Work to complete: List each line in which the string "color" appears.

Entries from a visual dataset
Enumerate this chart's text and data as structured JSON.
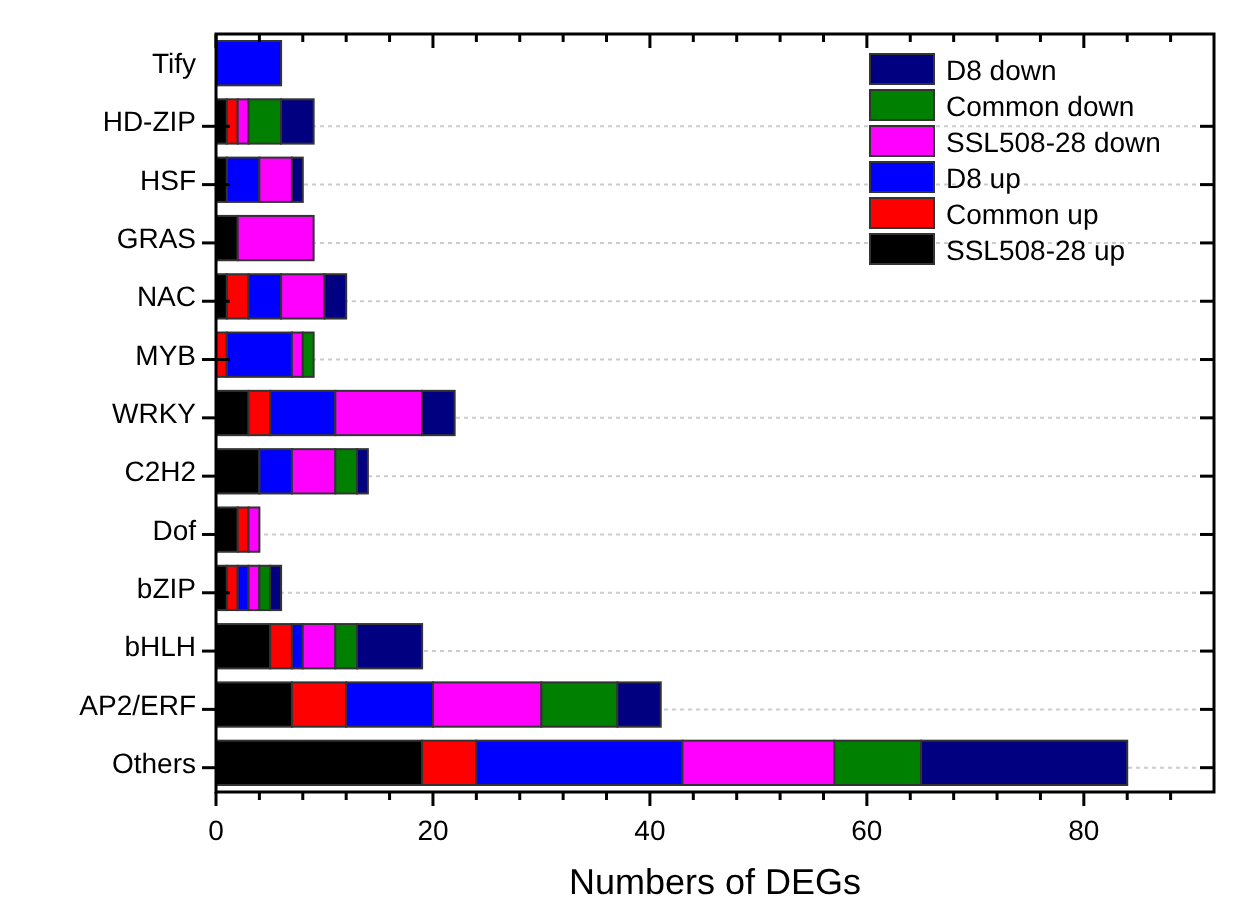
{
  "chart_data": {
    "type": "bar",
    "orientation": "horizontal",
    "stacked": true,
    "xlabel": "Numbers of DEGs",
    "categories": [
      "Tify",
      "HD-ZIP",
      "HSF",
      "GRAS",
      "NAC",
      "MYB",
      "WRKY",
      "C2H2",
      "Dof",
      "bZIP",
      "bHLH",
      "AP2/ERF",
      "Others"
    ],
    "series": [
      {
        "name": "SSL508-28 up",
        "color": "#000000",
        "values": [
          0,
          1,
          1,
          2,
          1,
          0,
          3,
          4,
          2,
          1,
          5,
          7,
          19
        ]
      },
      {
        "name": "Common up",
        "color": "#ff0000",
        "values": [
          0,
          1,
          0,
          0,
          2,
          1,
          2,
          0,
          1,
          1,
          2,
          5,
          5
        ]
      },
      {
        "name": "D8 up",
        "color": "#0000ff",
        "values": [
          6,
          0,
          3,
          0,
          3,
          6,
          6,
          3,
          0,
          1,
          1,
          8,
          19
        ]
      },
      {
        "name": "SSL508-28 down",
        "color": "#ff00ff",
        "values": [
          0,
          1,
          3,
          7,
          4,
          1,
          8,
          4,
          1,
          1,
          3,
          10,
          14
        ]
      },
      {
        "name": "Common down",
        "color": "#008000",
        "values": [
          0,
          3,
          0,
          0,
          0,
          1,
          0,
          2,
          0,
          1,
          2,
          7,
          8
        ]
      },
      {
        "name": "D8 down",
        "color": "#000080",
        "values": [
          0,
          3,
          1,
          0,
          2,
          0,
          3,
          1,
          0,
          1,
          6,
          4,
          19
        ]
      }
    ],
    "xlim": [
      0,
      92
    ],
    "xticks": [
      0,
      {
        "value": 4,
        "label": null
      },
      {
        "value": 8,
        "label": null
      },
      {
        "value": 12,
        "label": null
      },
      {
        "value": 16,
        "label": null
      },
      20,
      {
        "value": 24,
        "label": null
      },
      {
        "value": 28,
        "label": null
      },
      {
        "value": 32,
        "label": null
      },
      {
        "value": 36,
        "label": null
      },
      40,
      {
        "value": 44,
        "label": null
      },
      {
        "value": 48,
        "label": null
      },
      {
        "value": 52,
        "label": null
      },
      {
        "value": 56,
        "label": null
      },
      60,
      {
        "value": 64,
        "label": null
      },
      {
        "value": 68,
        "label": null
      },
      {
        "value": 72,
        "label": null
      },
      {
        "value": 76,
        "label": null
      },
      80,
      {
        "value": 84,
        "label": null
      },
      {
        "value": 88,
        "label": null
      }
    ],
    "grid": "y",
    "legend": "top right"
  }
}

Exercise output:
        "color": "#000000",
        "color": "#ff0000",
        "color": "#0000ff",
        "color": "#ff00ff",
        "color": "#008000",
        "color": "#000080",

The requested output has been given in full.